**EXERCISE INPUT**
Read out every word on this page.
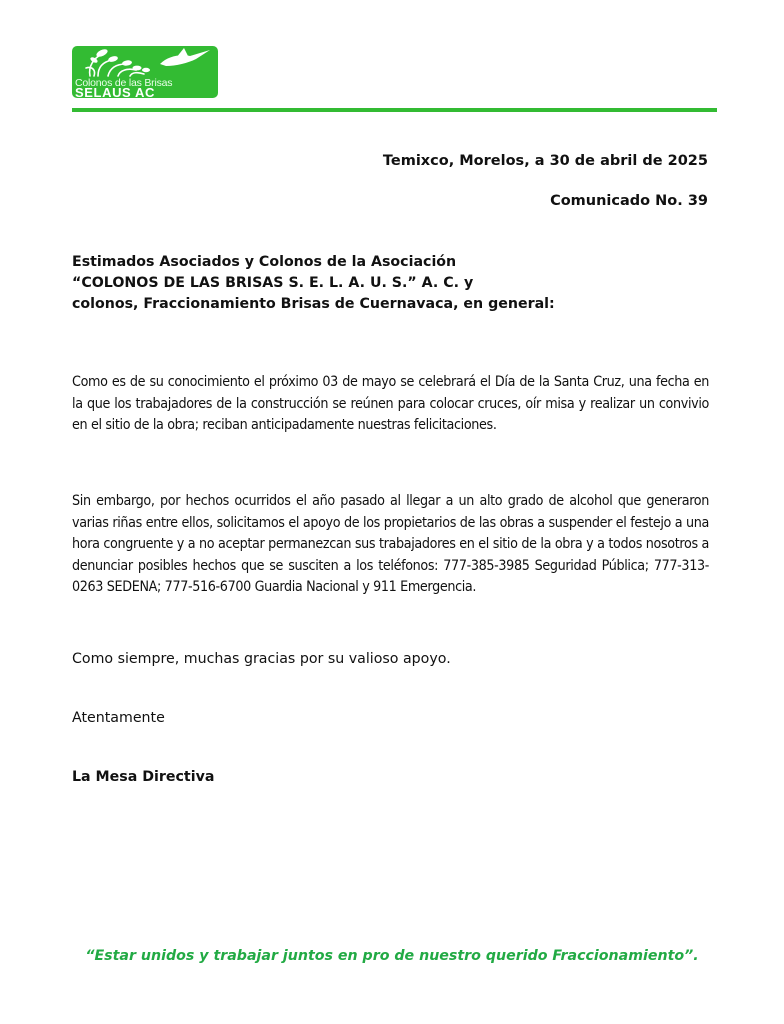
Colonos de las Brisas
SELAUS AC
Temixco, Morelos, a 30 de abril de 2025
Comunicado No. 39
Estimados Asociados y Colonos de la Asociación
“COLONOS DE LAS BRISAS S. E. L. A. U. S.” A. C. y
colonos, Fraccionamiento Brisas de Cuernavaca, en general:
Como es de su conocimiento el próximo 03 de mayo se celebrará el Día de la Santa Cruz, una fecha en la que los trabajadores de la construcción se reúnen para colocar cruces, oír misa y realizar un convivio en el sitio de la obra; reciban anticipadamente nuestras felicitaciones.
Sin embargo, por hechos ocurridos el año pasado al llegar a un alto grado de alcohol que generaron varias riñas entre ellos, solicitamos el apoyo de los propietarios de las obras a suspender el festejo a una hora congruente y a no aceptar permanezcan sus trabajadores en el sitio de la obra y a todos nosotros a denunciar posibles hechos que se susciten a los teléfonos: 777-385-3985 Seguridad Pública; 777-313-0263 SEDENA; 777-516-6700 Guardia Nacional y 911 Emergencia.
Como siempre, muchas gracias por su valioso apoyo.
Atentamente
La Mesa Directiva
“Estar unidos y trabajar juntos en pro de nuestro querido Fraccionamiento”.
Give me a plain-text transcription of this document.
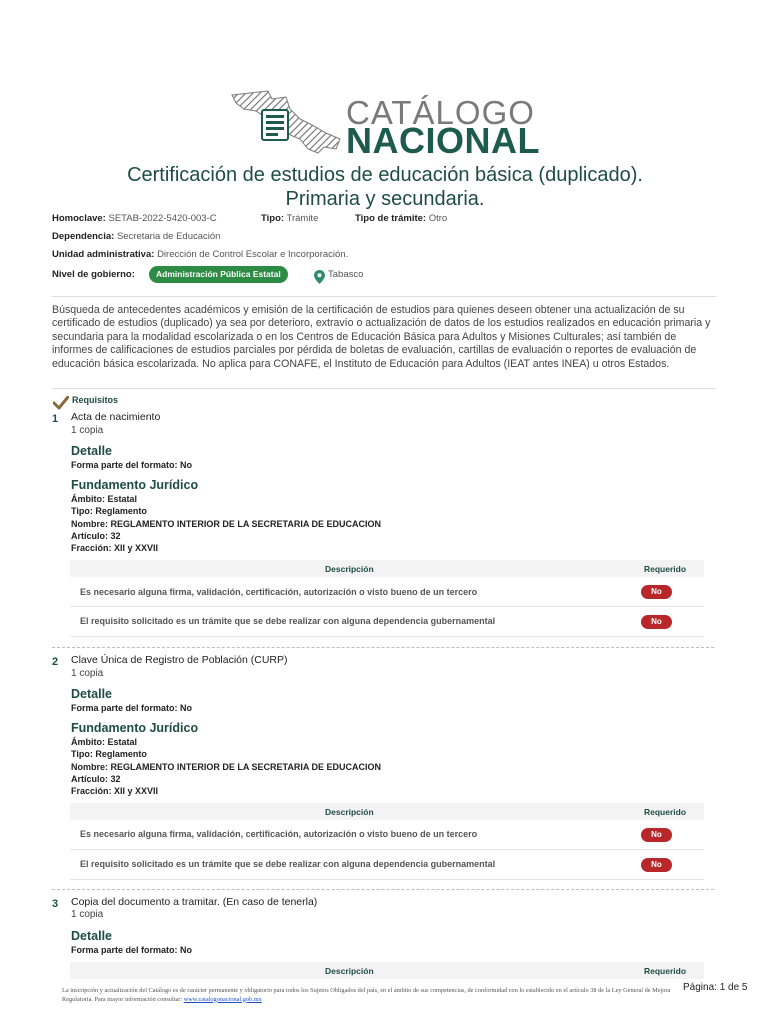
CATÁLOGO
NACIONAL
Certificación de estudios de educación básica (duplicado).
Primaria y secundaria.
Homoclave: SETAB-2022-5420-003-C	Tipo: Trámite	Tipo de trámite: Otro
Dependencia: Secretaria de Educación
Unidad administrativa: Dirección de Control Escolar e Incorporación.
Nivel de gobierno:	Administración Pública Estatal	Tabasco
Búsqueda de antecedentes académicos y emisión de la certificación de estudios para quienes deseen obtener una actualización de su certificado de estudios (duplicado) ya sea por deterioro, extravío o actualización de datos de los estudios realizados en educación primaria y secundaria para la modalidad escolarizada o en los Centros de Educación Básica para Adultos y Misiones Culturales; así también de informes de calificaciones de estudios parciales por pérdida de boletas de evaluación, cartillas de evaluación o reportes de evaluación de educación básica escolarizada. No aplica para CONAFE, el Instituto de Educación para Adultos (IEAT antes INEA) u otros Estados.
Requisitos
1 Acta de nacimiento
1 copia
Detalle
Forma parte del formato: No
Fundamento Jurídico
Ámbito: Estatal
Tipo: Reglamento
Nombre: REGLAMENTO INTERIOR DE LA SECRETARIA DE EDUCACION
Artículo: 32
Fracción: XII y XXVII
Descripción	Requerido
Es necesario alguna firma, validación, certificación, autorización o visto bueno de un tercero	No
El requisito solicitado es un trámite que se debe realizar con alguna dependencia gubernamental	No
2 Clave Única de Registro de Población (CURP)
1 copia
Detalle
Forma parte del formato: No
Fundamento Jurídico
Ámbito: Estatal
Tipo: Reglamento
Nombre: REGLAMENTO INTERIOR DE LA SECRETARIA DE EDUCACION
Artículo: 32
Fracción: XII y XXVII
Descripción	Requerido
Es necesario alguna firma, validación, certificación, autorización o visto bueno de un tercero	No
El requisito solicitado es un trámite que se debe realizar con alguna dependencia gubernamental	No
3 Copia del documento a tramitar. (En caso de tenerla)
1 copia
Detalle
Forma parte del formato: No
Descripción	Requerido
La inscripción y actualización del Catálogo es de carácter permanente y obligatorio para todos los Sujetos Obligados del país, en el ámbito de sus competencias, de conformidad con lo establecido en el artículo 38 de la Ley General de Mejora Regulatoria. Para mayor información consultar: www.catalogonacional.gob.mx
Página: 1 de 5
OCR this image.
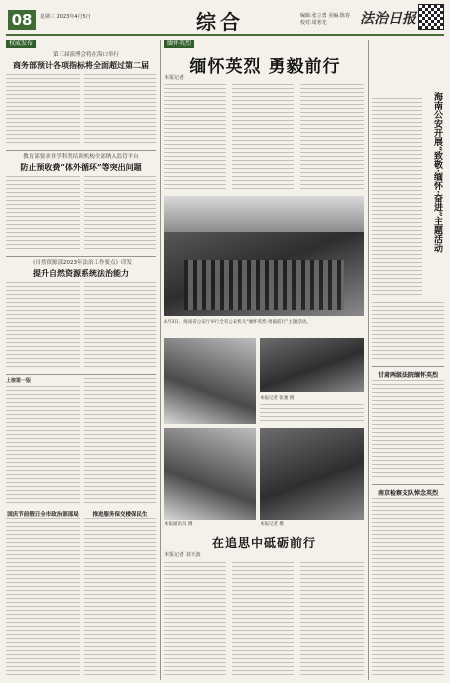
08	星期三 2023年4月5日	综合	编辑:张立勇 美编:陈春
校对:周寒光	法治日报
权威发布
第三届演博会将在海口举行
商务部预计各项指标将全面超过第二届
教育部要求非学科类培训机构全部纳入监管平台
防止预收费“体外循环”等突出问题
《自然资源部2023年法治工作要点》印发
提升自然资源系统法治能力
上接第一版
推进服务保交楼保民生
国庆节前假日全市政治部部局
缅怀英烈
缅怀英烈 勇毅前行
本报记者
4月3日，海南省公安厅举行全省公安机关“缅怀英烈·勇毅前行”主题活动。
本报记者 张驰 摄
本报通讯员 摄	本报记者 摄
在追思中砥砺前行
本报记者 刘天波
海南公安开展“致敬·缅怀·奋进”主题活动
甘肃两级法院缅怀英烈
南京检察支队悼念英烈
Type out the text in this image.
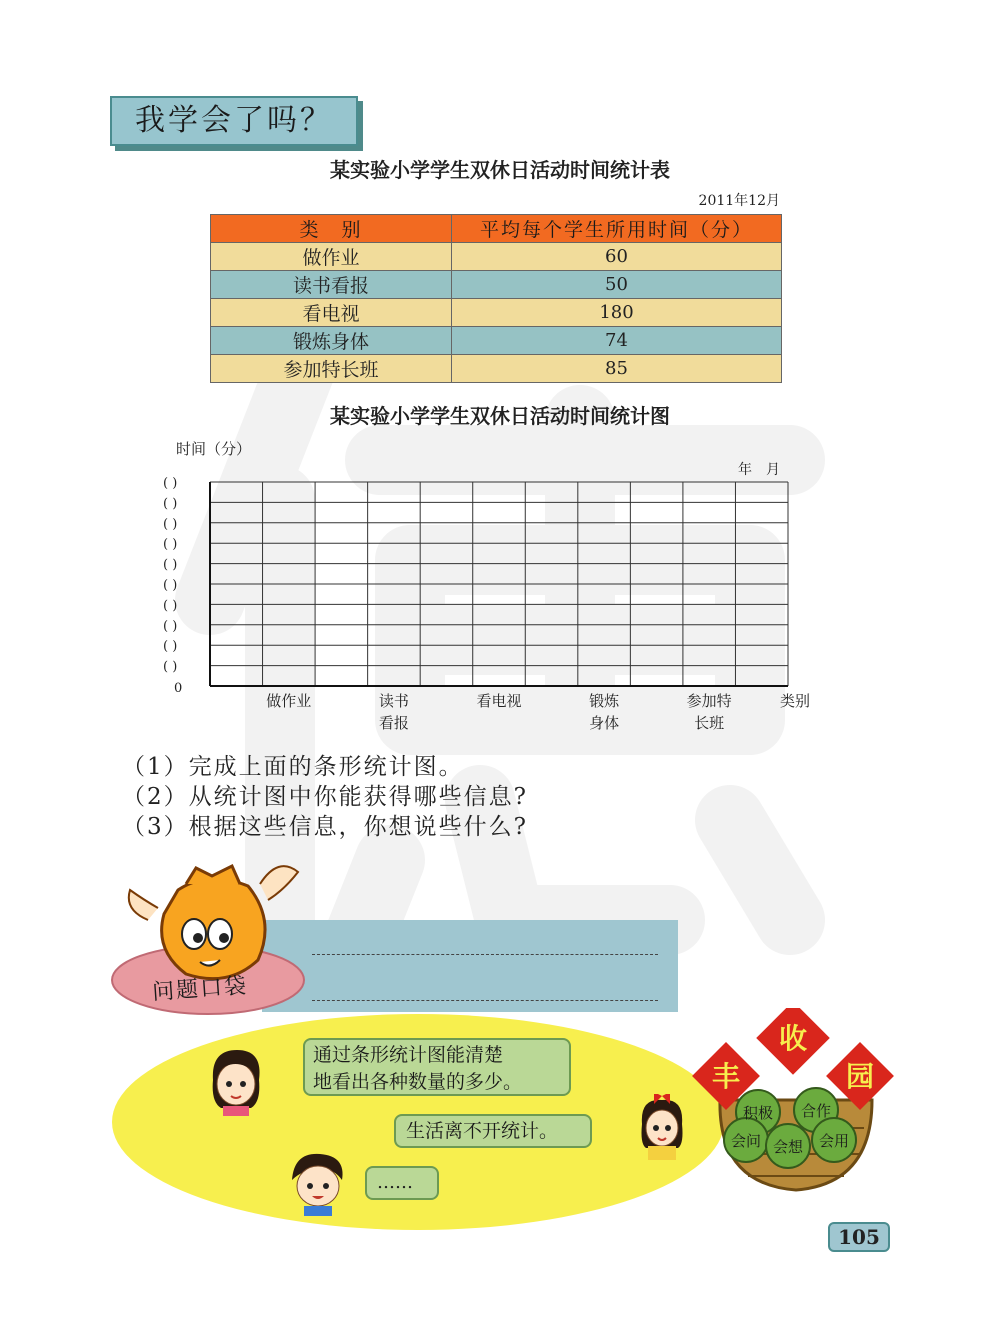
我学会了吗？
某实验小学学生双休日活动时间统计表
2011年12月
类　别	平均每个学生所用时间（分）
做作业	60
读书看报	50
看电视	180
锻炼身体	74
参加特长班	85
某实验小学学生双休日活动时间统计图
时间（分）
年　月
0
类别
( )
( )
( )
( )
( )
( )
( )
( )
( )
( )
做作业	读书
看报
看电视	锻炼
身体
参加特
长班
（1）完成上面的条形统计图。
（2）从统计图中你能获得哪些信息?
（3）根据这些信息，你想说些什么?
问题口袋
通过条形统计图能清楚
地看出各种数量的多少。
生活离不开统计。
……
积极 合作
会问 会想 会用
丰
收
园
105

**SHORT EXERCISE**
Except for the pictures, copy every line of the records above exactly.

**CORRECT OUTPUT**
Read out every word on this page.
Colonos de las Brisas
SELAUS AC
Temixco, Morelos, a 30 de abril de 2025
Comunicado No. 39
Estimados Asociados y Colonos de la Asociación
“COLONOS DE LAS BRISAS S. E. L. A. U. S.” A. C. y
colonos, Fraccionamiento Brisas de Cuernavaca, en general:
Como es de su conocimiento el próximo 03 de mayo se celebrará el Día de la Santa Cruz, una fecha en la que los trabajadores de la construcción se reúnen para colocar cruces, oír misa y realizar un convivio en el sitio de la obra; reciban anticipadamente nuestras felicitaciones.
Sin embargo, por hechos ocurridos el año pasado al llegar a un alto grado de alcohol que generaron varias riñas entre ellos, solicitamos el apoyo de los propietarios de las obras a suspender el festejo a una hora congruente y a no aceptar permanezcan sus trabajadores en el sitio de la obra y a todos nosotros a denunciar posibles hechos que se susciten a los teléfonos: 777-385-3985 Seguridad Pública; 777-313-0263 SEDENA; 777-516-6700 Guardia Nacional y 911 Emergencia.
Como siempre, muchas gracias por su valioso apoyo.
Atentamente
La Mesa Directiva
“Estar unidos y trabajar juntos en pro de nuestro querido Fraccionamiento”.
Give me a plain-text transcription of this document.
CATÁLOGO
NACIONAL
Certificación de estudios de educación básica (duplicado).
Primaria y secundaria.
Homoclave: SETAB-2022-5420-003-C	Tipo: Trámite	Tipo de trámite: Otro
Dependencia: Secretaria de Educación
Unidad administrativa: Dirección de Control Escolar e Incorporación.
Nivel de gobierno:	Administración Pública Estatal	Tabasco
Búsqueda de antecedentes académicos y emisión de la certificación de estudios para quienes deseen obtener una actualización de su certificado de estudios (duplicado) ya sea por deterioro, extravío o actualización de datos de los estudios realizados en educación primaria y secundaria para la modalidad escolarizada o en los Centros de Educación Básica para Adultos y Misiones Culturales; así también de informes de calificaciones de estudios parciales por pérdida de boletas de evaluación, cartillas de evaluación o reportes de evaluación de educación básica escolarizada. No aplica para CONAFE, el Instituto de Educación para Adultos (IEAT antes INEA) u otros Estados.
Requisitos
1 Acta de nacimiento
1 copia
Detalle
Forma parte del formato: No
Fundamento Jurídico
Ámbito: Estatal
Tipo: Reglamento
Nombre: REGLAMENTO INTERIOR DE LA SECRETARIA DE EDUCACION
Artículo: 32
Fracción: XII y XXVII
Descripción	Requerido
Es necesario alguna firma, validación, certificación, autorización o visto bueno de un tercero	No
El requisito solicitado es un trámite que se debe realizar con alguna dependencia gubernamental	No
2 Clave Única de Registro de Población (CURP)
1 copia
Detalle
Forma parte del formato: No
Fundamento Jurídico
Ámbito: Estatal
Tipo: Reglamento
Nombre: REGLAMENTO INTERIOR DE LA SECRETARIA DE EDUCACION
Artículo: 32
Fracción: XII y XXVII
Descripción	Requerido
Es necesario alguna firma, validación, certificación, autorización o visto bueno de un tercero	No
El requisito solicitado es un trámite que se debe realizar con alguna dependencia gubernamental	No
3 Copia del documento a tramitar. (En caso de tenerla)
1 copia
Detalle
Forma parte del formato: No
Descripción	Requerido
La inscripción y actualización del Catálogo es de carácter permanente y obligatorio para todos los Sujetos Obligados del país, en el ámbito de sus competencias, de conformidad con lo establecido en el artículo 38 de la Ley General de Mejora Regulatoria. Para mayor información consultar: www.catalogonacional.gob.mx
Página: 1 de 5
OCR this image.
08	星期三 2023年4月5日	综合	编辑:张立勇 美编:陈春
校对:周寒光	法治日报
权威发布
第三届演博会将在海口举行
商务部预计各项指标将全面超过第二届
教育部要求非学科类培训机构全部纳入监管平台
防止预收费“体外循环”等突出问题
《自然资源部2023年法治工作要点》印发
提升自然资源系统法治能力
上接第一版
推进服务保交楼保民生
国庆节前假日全市政治部部局
缅怀英烈
缅怀英烈 勇毅前行
本报记者
4月3日，海南省公安厅举行全省公安机关“缅怀英烈·勇毅前行”主题活动。
本报记者 张驰 摄
本报通讯员 摄	本报记者 摄
在追思中砥砺前行
本报记者 刘天波
海南公安开展“致敬·缅怀·奋进”主题活动
甘肃两级法院缅怀英烈
南京检察支队悼念英烈
Type out the text in this image.
我学会了吗？
某实验小学学生双休日活动时间统计表
2011年12月
类　别	平均每个学生所用时间（分）
做作业	60
读书看报	50
看电视	180
锻炼身体	74
参加特长班	85
某实验小学学生双休日活动时间统计图
时间（分）
年　月
0
类别
( )
( )
( )
( )
( )
( )
( )
( )
( )
( )
做作业	读书
看报
看电视	锻炼
身体
参加特
长班
（1）完成上面的条形统计图。
（2）从统计图中你能获得哪些信息?
（3）根据这些信息，你想说些什么?
问题口袋
通过条形统计图能清楚
地看出各种数量的多少。
生活离不开统计。
……
积极 合作
会问 会想 会用
丰
收
园
105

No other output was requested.